• [Written instruction] Copy out, exactly as written, only the line containing "Transcribe this chart's" and the lines after it through the end of the records.

• [Data excerpts]

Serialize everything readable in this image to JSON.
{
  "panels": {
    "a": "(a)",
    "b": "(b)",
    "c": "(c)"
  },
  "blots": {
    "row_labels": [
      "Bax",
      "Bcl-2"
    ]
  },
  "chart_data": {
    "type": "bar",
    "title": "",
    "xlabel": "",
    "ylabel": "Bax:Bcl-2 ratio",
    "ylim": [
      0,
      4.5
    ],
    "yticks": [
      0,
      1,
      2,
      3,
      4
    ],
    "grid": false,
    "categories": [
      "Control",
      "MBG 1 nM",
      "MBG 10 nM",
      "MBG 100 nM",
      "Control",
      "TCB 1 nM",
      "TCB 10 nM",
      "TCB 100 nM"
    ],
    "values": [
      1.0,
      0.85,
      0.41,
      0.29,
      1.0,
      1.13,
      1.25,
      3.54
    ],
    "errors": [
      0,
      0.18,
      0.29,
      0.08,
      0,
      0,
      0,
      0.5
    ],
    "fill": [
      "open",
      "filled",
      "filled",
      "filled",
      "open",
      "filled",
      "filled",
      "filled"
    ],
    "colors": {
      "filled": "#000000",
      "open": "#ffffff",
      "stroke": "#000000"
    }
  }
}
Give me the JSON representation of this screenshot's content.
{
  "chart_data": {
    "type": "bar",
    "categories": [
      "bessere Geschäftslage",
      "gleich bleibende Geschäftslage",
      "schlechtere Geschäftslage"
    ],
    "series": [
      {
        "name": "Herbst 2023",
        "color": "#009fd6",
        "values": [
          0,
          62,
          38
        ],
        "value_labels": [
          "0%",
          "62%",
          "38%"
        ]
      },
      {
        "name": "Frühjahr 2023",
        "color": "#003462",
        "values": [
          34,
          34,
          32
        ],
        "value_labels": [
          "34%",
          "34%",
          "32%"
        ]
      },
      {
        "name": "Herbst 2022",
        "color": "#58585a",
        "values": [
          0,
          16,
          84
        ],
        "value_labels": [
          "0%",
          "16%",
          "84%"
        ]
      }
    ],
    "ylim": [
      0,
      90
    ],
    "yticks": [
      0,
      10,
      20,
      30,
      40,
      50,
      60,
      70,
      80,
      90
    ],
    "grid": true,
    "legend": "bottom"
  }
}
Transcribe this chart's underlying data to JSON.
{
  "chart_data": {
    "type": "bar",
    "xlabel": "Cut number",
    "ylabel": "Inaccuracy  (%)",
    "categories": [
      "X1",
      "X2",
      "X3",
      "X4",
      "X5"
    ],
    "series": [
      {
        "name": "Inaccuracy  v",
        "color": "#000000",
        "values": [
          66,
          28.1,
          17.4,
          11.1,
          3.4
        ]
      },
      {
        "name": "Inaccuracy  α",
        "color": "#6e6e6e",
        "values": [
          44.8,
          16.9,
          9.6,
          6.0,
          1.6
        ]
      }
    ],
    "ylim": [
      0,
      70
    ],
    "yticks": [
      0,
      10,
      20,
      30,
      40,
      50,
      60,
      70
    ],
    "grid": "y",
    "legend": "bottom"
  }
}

• [Task output]
Transcribe this chart's underlying data to JSON.
{
  "chart_data": {
    "type": "bar",
    "xlabel": "Cut number",
    "ylabel": "Inaccuracy  (%)",
    "categories": [
      "X1",
      "X2",
      "X3",
      "X4",
      "X5"
    ],
    "series": [
      {
        "name": "Inaccuracy  v",
        "color": "#000000",
        "values": [
          66,
          28.1,
          17.4,
          11.1,
          3.4
        ]
      },
      {
        "name": "Inaccuracy  α",
        "color": "#6e6e6e",
        "values": [
          44.8,
          16.9,
          9.6,
          6.0,
          1.6
        ]
      }
    ],
    "ylim": [
      0,
      70
    ],
    "yticks": [
      0,
      10,
      20,
      30,
      40,
      50,
      60,
      70
    ],
    "grid": "y",
    "legend": "bottom"
  }
}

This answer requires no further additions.